THE PROBLEM
Rename "Gentle3" to "Soft3" in the data from its first line through the line containing "staticText: o1 [311,512,322,524]", and reproduce those lines with no other change.

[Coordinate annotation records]
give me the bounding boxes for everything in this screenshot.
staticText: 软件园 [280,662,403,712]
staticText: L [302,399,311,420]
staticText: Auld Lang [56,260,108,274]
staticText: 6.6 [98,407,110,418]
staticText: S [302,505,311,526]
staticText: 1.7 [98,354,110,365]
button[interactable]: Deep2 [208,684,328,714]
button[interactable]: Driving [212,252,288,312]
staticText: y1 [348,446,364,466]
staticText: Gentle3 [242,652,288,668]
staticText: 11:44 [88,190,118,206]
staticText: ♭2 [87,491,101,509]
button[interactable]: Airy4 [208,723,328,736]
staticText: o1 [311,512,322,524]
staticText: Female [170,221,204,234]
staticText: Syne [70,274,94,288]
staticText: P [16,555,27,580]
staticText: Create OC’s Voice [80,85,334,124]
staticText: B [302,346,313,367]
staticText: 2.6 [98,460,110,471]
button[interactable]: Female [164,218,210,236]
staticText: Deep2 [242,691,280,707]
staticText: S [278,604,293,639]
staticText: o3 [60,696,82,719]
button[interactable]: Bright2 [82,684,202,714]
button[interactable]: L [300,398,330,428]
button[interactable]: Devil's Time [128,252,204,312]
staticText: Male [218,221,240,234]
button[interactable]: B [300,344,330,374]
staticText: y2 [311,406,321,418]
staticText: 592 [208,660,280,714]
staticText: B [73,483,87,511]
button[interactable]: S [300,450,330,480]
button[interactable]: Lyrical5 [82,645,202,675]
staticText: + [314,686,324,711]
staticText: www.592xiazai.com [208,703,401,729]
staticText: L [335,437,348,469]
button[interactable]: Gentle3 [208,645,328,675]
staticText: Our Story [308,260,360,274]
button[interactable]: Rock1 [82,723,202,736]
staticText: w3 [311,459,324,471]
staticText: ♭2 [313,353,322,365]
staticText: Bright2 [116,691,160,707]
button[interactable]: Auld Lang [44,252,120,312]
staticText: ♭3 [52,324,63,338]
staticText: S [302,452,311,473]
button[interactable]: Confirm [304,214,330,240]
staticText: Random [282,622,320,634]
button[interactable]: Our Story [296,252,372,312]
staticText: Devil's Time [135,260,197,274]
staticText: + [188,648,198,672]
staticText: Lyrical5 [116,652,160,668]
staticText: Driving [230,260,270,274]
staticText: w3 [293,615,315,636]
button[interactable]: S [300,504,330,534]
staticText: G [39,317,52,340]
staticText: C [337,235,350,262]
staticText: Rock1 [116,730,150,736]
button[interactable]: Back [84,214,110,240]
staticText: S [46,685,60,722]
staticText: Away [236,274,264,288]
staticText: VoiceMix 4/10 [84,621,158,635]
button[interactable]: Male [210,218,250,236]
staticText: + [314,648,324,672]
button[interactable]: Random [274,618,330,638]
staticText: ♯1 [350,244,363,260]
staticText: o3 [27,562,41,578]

RESULT OF THE TASK
give me the bounding boxes for everything in this screenshot.
staticText: 软件园 [280,662,403,712]
staticText: L [302,399,311,420]
staticText: Auld Lang [56,260,108,274]
staticText: 6.6 [98,407,110,418]
staticText: S [302,505,311,526]
staticText: 1.7 [98,354,110,365]
button[interactable]: Deep2 [208,684,328,714]
button[interactable]: Driving [212,252,288,312]
staticText: y1 [348,446,364,466]
staticText: Soft3 [242,652,288,668]
staticText: 11:44 [88,190,118,206]
staticText: ♭2 [87,491,101,509]
button[interactable]: Airy4 [208,723,328,736]
staticText: o1 [311,512,322,524]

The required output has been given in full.